• _EXERCISE AIM_: Take the material and output all of it exactly.

• _SUPPLIED MATERIAL_:
=-=-=

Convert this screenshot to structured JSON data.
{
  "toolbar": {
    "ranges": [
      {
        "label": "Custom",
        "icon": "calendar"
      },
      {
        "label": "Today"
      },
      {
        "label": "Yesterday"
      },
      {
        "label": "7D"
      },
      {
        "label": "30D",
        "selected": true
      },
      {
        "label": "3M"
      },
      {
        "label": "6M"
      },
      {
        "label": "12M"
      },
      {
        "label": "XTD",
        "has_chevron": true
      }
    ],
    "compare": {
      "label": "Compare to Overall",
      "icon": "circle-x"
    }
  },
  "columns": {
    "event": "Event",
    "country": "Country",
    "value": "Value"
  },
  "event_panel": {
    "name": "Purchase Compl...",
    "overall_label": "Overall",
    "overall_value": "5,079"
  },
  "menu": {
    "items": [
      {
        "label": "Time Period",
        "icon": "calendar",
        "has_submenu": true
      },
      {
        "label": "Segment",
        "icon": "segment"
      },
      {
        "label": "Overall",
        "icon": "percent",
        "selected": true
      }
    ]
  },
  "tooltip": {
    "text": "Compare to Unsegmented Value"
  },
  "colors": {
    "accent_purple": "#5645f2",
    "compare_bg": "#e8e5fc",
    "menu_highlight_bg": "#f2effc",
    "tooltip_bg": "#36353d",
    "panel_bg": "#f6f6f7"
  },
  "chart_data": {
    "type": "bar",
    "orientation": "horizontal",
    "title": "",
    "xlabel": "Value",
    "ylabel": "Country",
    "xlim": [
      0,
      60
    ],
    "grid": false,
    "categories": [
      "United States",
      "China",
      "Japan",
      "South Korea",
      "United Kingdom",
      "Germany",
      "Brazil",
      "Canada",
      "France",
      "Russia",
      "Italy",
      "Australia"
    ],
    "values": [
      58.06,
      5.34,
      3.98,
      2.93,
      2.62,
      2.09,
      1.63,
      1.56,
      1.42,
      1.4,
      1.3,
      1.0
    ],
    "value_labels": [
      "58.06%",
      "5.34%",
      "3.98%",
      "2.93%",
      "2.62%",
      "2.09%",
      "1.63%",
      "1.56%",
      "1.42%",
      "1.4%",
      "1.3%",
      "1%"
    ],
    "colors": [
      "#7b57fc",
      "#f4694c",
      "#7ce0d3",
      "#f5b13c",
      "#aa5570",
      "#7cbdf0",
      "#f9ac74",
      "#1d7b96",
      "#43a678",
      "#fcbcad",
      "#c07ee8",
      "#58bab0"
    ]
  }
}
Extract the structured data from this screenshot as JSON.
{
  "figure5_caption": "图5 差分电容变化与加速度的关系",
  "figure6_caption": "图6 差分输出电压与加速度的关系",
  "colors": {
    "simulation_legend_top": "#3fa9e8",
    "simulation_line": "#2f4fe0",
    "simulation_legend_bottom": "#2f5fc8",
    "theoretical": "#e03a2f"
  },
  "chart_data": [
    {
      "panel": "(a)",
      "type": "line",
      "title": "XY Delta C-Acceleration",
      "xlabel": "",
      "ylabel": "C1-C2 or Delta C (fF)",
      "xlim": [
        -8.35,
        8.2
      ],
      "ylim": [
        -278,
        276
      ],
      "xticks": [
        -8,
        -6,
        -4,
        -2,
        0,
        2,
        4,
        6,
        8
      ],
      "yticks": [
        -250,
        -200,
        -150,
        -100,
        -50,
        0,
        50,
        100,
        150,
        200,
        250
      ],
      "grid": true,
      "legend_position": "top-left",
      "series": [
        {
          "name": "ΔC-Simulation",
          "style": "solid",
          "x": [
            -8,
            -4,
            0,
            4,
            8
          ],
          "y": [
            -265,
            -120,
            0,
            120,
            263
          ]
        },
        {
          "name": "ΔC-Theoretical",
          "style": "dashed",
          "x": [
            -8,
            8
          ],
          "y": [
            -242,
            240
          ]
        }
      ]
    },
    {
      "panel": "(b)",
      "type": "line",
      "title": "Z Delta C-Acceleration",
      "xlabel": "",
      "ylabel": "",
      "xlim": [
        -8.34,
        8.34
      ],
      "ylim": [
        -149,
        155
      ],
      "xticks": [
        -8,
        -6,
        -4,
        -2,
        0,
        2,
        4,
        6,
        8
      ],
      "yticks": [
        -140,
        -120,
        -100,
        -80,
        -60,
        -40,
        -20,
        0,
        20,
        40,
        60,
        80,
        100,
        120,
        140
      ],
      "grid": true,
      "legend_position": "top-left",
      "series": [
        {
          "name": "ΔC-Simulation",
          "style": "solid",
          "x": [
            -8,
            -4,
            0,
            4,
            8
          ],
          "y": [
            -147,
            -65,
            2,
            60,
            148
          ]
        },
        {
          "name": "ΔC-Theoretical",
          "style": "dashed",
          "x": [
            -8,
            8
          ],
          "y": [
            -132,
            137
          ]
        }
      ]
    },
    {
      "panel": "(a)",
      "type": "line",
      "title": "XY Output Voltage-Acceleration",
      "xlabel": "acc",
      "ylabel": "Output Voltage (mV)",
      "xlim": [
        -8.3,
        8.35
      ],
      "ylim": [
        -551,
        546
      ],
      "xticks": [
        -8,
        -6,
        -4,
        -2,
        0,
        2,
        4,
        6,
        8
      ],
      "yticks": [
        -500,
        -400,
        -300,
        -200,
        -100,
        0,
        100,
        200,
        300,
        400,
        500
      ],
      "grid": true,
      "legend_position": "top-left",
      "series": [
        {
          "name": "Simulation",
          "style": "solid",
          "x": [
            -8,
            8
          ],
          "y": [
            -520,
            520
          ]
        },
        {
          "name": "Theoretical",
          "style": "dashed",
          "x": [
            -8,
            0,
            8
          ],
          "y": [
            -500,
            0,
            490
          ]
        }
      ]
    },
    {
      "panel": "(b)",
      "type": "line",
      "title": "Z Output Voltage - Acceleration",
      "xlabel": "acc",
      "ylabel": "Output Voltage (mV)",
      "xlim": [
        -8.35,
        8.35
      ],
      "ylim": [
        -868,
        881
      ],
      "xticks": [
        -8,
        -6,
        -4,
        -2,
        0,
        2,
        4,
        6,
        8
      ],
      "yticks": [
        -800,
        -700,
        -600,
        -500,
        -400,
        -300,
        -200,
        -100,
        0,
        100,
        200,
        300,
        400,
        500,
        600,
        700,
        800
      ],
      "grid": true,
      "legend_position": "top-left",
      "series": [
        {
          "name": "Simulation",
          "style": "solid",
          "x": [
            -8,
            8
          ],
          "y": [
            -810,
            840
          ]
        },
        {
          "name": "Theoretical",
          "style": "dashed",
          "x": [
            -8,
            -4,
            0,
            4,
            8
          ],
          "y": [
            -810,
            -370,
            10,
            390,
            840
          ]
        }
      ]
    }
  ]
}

=-=-=

• _OUTPUT OF THE EXERCISE_:
Convert this screenshot to structured JSON data.
{
  "toolbar": {
    "ranges": [
      {
        "label": "Custom",
        "icon": "calendar"
      },
      {
        "label": "Today"
      },
      {
        "label": "Yesterday"
      },
      {
        "label": "7D"
      },
      {
        "label": "30D",
        "selected": true
      },
      {
        "label": "3M"
      },
      {
        "label": "6M"
      },
      {
        "label": "12M"
      },
      {
        "label": "XTD",
        "has_chevron": true
      }
    ],
    "compare": {
      "label": "Compare to Overall",
      "icon": "circle-x"
    }
  },
  "columns": {
    "event": "Event",
    "country": "Country",
    "value": "Value"
  },
  "event_panel": {
    "name": "Purchase Compl...",
    "overall_label": "Overall",
    "overall_value": "5,079"
  },
  "menu": {
    "items": [
      {
        "label": "Time Period",
        "icon": "calendar",
        "has_submenu": true
      },
      {
        "label": "Segment",
        "icon": "segment"
      },
      {
        "label": "Overall",
        "icon": "percent",
        "selected": true
      }
    ]
  },
  "tooltip": {
    "text": "Compare to Unsegmented Value"
  },
  "colors": {
    "accent_purple": "#5645f2",
    "compare_bg": "#e8e5fc",
    "menu_highlight_bg": "#f2effc",
    "tooltip_bg": "#36353d",
    "panel_bg": "#f6f6f7"
  },
  "chart_data": {
    "type": "bar",
    "orientation": "horizontal",
    "title": "",
    "xlabel": "Value",
    "ylabel": "Country",
    "xlim": [
      0,
      60
    ],
    "grid": false,
    "categories": [
      "United States",
      "China",
      "Japan",
      "South Korea",
      "United Kingdom",
      "Germany",
      "Brazil",
      "Canada",
      "France",
      "Russia",
      "Italy",
      "Australia"
    ],
    "values": [
      58.06,
      5.34,
      3.98,
      2.93,
      2.62,
      2.09,
      1.63,
      1.56,
      1.42,
      1.4,
      1.3,
      1.0
    ],
    "value_labels": [
      "58.06%",
      "5.34%",
      "3.98%",
      "2.93%",
      "2.62%",
      "2.09%",
      "1.63%",
      "1.56%",
      "1.42%",
      "1.4%",
      "1.3%",
      "1%"
    ],
    "colors": [
      "#7b57fc",
      "#f4694c",
      "#7ce0d3",
      "#f5b13c",
      "#aa5570",
      "#7cbdf0",
      "#f9ac74",
      "#1d7b96",
      "#43a678",
      "#fcbcad",
      "#c07ee8",
      "#58bab0"
    ]
  }
}
Extract the structured data from this screenshot as JSON.
{
  "figure5_caption": "图5 差分电容变化与加速度的关系",
  "figure6_caption": "图6 差分输出电压与加速度的关系",
  "colors": {
    "simulation_legend_top": "#3fa9e8",
    "simulation_line": "#2f4fe0",
    "simulation_legend_bottom": "#2f5fc8",
    "theoretical": "#e03a2f"
  },
  "chart_data": [
    {
      "panel": "(a)",
      "type": "line",
      "title": "XY Delta C-Acceleration",
      "xlabel": "",
      "ylabel": "C1-C2 or Delta C (fF)",
      "xlim": [
        -8.35,
        8.2
      ],
      "ylim": [
        -278,
        276
      ],
      "xticks": [
        -8,
        -6,
        -4,
        -2,
        0,
        2,
        4,
        6,
        8
      ],
      "yticks": [
        -250,
        -200,
        -150,
        -100,
        -50,
        0,
        50,
        100,
        150,
        200,
        250
      ],
      "grid": true,
      "legend_position": "top-left",
      "series": [
        {
          "name": "ΔC-Simulation",
          "style": "solid",
          "x": [
            -8,
            -4,
            0,
            4,
            8
          ],
          "y": [
            -265,
            -120,
            0,
            120,
            263
          ]
        },
        {
          "name": "ΔC-Theoretical",
          "style": "dashed",
          "x": [
            -8,
            8
          ],
          "y": [
            -242,
            240
          ]
        }
      ]
    },
    {
      "panel": "(b)",
      "type": "line",
      "title": "Z Delta C-Acceleration",
      "xlabel": "",
      "ylabel": "",
      "xlim": [
        -8.34,
        8.34
      ],
      "ylim": [
        -149,
        155
      ],
      "xticks": [
        -8,
        -6,
        -4,
        -2,
        0,
        2,
        4,
        6,
        8
      ],
      "yticks": [
        -140,
        -120,
        -100,
        -80,
        -60,
        -40,
        -20,
        0,
        20,
        40,
        60,
        80,
        100,
        120,
        140
      ],
      "grid": true,
      "legend_position": "top-left",
      "series": [
        {
          "name": "ΔC-Simulation",
          "style": "solid",
          "x": [
            -8,
            -4,
            0,
            4,
            8
          ],
          "y": [
            -147,
            -65,
            2,
            60,
            148
          ]
        },
        {
          "name": "ΔC-Theoretical",
          "style": "dashed",
          "x": [
            -8,
            8
          ],
          "y": [
            -132,
            137
          ]
        }
      ]
    },
    {
      "panel": "(a)",
      "type": "line",
      "title": "XY Output Voltage-Acceleration",
      "xlabel": "acc",
      "ylabel": "Output Voltage (mV)",
      "xlim": [
        -8.3,
        8.35
      ],
      "ylim": [
        -551,
        546
      ],
      "xticks": [
        -8,
        -6,
        -4,
        -2,
        0,
        2,
        4,
        6,
        8
      ],
      "yticks": [
        -500,
        -400,
        -300,
        -200,
        -100,
        0,
        100,
        200,
        300,
        400,
        500
      ],
      "grid": true,
      "legend_position": "top-left",
      "series": [
        {
          "name": "Simulation",
          "style": "solid",
          "x": [
            -8,
            8
          ],
          "y": [
            -520,
            520
          ]
        },
        {
          "name": "Theoretical",
          "style": "dashed",
          "x": [
            -8,
            0,
            8
          ],
          "y": [
            -500,
            0,
            490
          ]
        }
      ]
    },
    {
      "panel": "(b)",
      "type": "line",
      "title": "Z Output Voltage - Acceleration",
      "xlabel": "acc",
      "ylabel": "Output Voltage (mV)",
      "xlim": [
        -8.35,
        8.35
      ],
      "ylim": [
        -868,
        881
      ],
      "xticks": [
        -8,
        -6,
        -4,
        -2,
        0,
        2,
        4,
        6,
        8
      ],
      "yticks": [
        -800,
        -700,
        -600,
        -500,
        -400,
        -300,
        -200,
        -100,
        0,
        100,
        200,
        300,
        400,
        500,
        600,
        700,
        800
      ],
      "grid": true,
      "legend_position": "top-left",
      "series": [
        {
          "name": "Simulation",
          "style": "solid",
          "x": [
            -8,
            8
          ],
          "y": [
            -810,
            840
          ]
        },
        {
          "name": "Theoretical",
          "style": "dashed",
          "x": [
            -8,
            -4,
            0,
            4,
            8
          ],
          "y": [
            -810,
            -370,
            10,
            390,
            840
          ]
        }
      ]
    }
  ]
}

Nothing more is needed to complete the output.